● **WHAT THE EXERCISE ASKS**: Select every line below containing the word "River".

● **DATA PROVIDED**:
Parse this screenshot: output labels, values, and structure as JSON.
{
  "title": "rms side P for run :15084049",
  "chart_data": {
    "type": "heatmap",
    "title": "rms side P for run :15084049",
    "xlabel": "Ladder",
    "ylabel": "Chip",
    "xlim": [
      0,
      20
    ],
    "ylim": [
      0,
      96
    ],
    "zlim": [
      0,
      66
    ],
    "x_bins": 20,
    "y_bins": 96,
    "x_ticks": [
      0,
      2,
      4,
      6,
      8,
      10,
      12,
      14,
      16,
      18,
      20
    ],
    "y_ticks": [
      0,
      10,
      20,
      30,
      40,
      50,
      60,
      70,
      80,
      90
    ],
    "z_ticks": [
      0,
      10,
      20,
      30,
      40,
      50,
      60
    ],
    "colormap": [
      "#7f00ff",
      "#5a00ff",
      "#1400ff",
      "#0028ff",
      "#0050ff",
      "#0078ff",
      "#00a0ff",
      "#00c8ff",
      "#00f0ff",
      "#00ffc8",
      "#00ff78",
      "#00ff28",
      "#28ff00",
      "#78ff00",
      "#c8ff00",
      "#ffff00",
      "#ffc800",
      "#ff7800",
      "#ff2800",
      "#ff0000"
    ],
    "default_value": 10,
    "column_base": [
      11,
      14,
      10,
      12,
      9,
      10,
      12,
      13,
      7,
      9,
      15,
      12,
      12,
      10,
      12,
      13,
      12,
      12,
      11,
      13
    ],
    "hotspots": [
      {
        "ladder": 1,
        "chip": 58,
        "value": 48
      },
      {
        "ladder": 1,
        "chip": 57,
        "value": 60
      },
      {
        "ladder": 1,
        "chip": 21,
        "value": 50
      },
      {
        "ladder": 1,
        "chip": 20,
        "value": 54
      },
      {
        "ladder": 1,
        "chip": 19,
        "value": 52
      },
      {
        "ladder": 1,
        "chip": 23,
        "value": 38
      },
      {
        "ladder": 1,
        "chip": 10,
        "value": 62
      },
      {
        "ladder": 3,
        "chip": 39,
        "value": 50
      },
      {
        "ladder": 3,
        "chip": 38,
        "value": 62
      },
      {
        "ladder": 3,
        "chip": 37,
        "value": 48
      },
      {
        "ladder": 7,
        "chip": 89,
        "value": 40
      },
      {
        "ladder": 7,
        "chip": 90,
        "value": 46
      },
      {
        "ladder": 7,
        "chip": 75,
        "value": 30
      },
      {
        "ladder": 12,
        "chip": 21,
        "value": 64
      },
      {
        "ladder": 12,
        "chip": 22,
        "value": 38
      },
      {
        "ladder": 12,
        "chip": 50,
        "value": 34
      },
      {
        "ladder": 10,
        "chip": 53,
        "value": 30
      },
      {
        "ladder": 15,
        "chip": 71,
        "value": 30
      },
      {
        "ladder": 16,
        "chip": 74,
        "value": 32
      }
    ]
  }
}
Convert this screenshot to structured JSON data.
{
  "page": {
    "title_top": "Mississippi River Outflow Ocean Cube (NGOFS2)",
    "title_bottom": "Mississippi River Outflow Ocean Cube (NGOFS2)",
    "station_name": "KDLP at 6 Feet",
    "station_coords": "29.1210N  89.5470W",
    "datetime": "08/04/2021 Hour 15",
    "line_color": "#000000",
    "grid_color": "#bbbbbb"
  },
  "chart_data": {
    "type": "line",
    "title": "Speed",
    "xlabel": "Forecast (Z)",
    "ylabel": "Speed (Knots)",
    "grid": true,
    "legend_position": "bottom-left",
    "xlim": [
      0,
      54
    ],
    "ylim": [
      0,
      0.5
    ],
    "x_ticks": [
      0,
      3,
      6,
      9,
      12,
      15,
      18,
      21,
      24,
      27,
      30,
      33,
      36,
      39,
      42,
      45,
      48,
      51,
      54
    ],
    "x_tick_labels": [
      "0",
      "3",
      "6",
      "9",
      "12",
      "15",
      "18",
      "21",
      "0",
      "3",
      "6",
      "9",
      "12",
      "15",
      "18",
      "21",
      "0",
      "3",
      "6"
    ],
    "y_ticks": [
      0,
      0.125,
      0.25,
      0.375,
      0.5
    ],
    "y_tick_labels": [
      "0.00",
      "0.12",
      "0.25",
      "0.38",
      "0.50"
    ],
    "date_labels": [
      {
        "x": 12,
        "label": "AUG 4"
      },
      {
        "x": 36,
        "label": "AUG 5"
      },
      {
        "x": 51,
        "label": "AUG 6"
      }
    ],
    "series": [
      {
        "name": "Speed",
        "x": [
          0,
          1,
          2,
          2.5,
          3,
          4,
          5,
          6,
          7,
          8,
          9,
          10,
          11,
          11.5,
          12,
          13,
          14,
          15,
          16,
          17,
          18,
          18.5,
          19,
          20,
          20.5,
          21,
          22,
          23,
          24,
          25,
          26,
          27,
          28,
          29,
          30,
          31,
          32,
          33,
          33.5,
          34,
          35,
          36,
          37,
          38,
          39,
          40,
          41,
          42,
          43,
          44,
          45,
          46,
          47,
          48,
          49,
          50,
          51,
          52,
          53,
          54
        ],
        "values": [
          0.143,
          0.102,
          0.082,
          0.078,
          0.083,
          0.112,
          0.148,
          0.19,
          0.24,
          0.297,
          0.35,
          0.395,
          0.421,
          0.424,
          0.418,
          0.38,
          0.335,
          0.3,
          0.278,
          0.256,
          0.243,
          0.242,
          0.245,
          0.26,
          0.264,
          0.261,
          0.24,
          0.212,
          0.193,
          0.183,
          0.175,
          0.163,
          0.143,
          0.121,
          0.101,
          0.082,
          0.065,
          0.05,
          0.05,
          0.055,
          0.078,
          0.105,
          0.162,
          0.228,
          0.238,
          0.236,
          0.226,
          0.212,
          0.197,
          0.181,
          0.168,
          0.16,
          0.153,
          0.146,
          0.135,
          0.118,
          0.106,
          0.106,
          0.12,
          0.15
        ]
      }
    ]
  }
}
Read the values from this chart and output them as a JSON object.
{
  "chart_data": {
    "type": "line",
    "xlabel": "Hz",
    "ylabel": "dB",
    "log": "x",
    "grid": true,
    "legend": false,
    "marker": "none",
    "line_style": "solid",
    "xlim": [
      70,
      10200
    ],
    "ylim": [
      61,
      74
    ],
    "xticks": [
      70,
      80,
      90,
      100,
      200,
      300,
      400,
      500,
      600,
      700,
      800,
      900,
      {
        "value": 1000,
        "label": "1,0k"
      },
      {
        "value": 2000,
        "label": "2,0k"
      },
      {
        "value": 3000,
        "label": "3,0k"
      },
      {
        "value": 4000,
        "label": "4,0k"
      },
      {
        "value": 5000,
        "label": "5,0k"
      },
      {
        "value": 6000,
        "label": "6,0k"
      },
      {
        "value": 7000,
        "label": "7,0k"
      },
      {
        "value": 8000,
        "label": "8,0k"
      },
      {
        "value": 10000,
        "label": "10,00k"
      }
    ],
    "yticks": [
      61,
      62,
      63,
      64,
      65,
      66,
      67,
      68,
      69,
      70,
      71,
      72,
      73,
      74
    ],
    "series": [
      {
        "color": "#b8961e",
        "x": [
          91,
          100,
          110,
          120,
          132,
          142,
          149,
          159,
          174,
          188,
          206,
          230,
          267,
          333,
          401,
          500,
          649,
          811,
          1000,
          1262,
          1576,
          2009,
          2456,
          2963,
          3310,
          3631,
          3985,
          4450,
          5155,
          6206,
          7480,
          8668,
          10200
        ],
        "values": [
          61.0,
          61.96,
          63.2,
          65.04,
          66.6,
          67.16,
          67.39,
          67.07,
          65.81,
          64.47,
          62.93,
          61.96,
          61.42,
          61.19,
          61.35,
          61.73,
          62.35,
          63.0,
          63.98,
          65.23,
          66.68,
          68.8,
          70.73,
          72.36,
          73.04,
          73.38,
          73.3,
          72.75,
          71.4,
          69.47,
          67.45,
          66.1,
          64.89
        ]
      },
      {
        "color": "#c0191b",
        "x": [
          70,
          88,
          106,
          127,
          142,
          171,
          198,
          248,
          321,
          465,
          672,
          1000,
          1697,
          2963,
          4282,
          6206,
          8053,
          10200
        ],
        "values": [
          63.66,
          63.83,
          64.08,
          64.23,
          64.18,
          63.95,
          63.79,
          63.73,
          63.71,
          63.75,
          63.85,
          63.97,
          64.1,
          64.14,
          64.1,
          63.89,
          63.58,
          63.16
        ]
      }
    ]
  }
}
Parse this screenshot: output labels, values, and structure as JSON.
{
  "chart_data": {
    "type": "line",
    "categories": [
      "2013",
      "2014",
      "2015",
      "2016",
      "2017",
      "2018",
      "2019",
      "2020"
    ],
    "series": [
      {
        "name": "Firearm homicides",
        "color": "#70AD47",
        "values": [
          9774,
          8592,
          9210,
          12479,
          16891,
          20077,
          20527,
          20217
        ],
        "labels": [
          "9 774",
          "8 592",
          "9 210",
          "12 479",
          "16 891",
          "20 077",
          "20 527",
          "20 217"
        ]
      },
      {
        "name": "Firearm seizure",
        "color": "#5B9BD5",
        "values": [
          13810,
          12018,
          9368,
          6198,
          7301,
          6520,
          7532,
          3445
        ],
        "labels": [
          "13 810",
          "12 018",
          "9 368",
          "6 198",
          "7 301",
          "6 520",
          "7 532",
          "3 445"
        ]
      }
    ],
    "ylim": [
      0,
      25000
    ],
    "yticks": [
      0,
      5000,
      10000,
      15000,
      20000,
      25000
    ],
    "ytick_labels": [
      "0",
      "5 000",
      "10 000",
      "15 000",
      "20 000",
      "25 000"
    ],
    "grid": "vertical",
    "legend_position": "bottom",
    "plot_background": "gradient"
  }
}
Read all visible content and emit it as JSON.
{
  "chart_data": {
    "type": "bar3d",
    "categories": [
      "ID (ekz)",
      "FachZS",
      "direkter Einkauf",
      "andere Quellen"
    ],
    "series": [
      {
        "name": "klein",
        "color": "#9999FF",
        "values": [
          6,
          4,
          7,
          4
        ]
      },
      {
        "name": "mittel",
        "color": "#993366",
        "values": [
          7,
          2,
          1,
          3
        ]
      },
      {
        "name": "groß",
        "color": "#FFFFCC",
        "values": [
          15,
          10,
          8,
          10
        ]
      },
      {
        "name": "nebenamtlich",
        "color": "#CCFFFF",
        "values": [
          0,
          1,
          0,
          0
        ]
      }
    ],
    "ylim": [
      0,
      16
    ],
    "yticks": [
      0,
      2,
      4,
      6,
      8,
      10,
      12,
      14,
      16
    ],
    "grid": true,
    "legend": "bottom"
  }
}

● **FULL RESPONSE**:
    "title_top": "Mississippi River Outflow Ocean Cube (NGOFS2)",
    "title_bottom": "Mississippi River Outflow Ocean Cube (NGOFS2)",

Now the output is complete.